* Problem description
Find the lines containing the word "Microsoft" and copy every one of them.

* Provided entries
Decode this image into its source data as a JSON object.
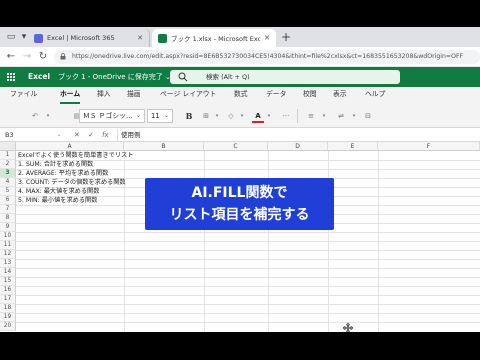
{
  "browser": {
    "tabs": [
      {
        "title": "Excel | Microsoft 365",
        "active": false
      },
      {
        "title": "ブック 1.xlsx - Microsoft Excel Onl",
        "active": true
      }
    ],
    "new_tab": "+",
    "address": "https://onedrive.live.com/edit.aspx?resid=8E6B532730034CE5!4304&ithint=file%2cxlsx&ct=1683551653208&wdOrigin=OFF"
  },
  "excel": {
    "app_name": "Excel",
    "doc_name": "ブック 1 - OneDrive に保存完了 ⌄",
    "search_placeholder": "検索 (Alt + Q)"
  },
  "menu": {
    "items": [
      "ファイル",
      "ホーム",
      "挿入",
      "描画",
      "ページ レイアウト",
      "数式",
      "データ",
      "校閲",
      "表示",
      "ヘルプ"
    ],
    "active": "ホーム"
  },
  "ribbon": {
    "font_name": "ＭＳ Ｐゴシッ...",
    "font_size": "11",
    "bold": "B",
    "font_color": "A"
  },
  "formula_bar": {
    "cell_ref": "B3",
    "cancel": "✕",
    "enter": "✓",
    "fx": "fx",
    "value": "使用例"
  },
  "grid": {
    "columns": [
      "A",
      "B",
      "C",
      "D",
      "E",
      "F"
    ],
    "rows": [
      "1",
      "2",
      "3",
      "4",
      "5",
      "6",
      "7",
      "8",
      "9",
      "10",
      "11",
      "12",
      "13",
      "14",
      "15",
      "16",
      "17",
      "18",
      "19",
      "20"
    ],
    "selected_row": "3",
    "cells": [
      "Excelでよく使う関数を簡単書きでリスト",
      "1. SUM: 合計を求める関数",
      "2. AVERAGE: 平均を求める関数",
      "3. COUNT: データの個数を求める関数",
      "4. MAX: 最大値を求める関数",
      "5. MIN: 最小値を求める関数"
    ]
  },
  "overlay": {
    "line1": "AI.FILL関数で",
    "line2": "リスト項目を補完する"
  },
  "colors": {
    "excel_green": "#107c41",
    "overlay_blue": "#1f3fd6"
  }
}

* Final result
        "title": "Excel | Microsoft 365",
        "title": "ブック 1.xlsx - Microsoft Excel Onl",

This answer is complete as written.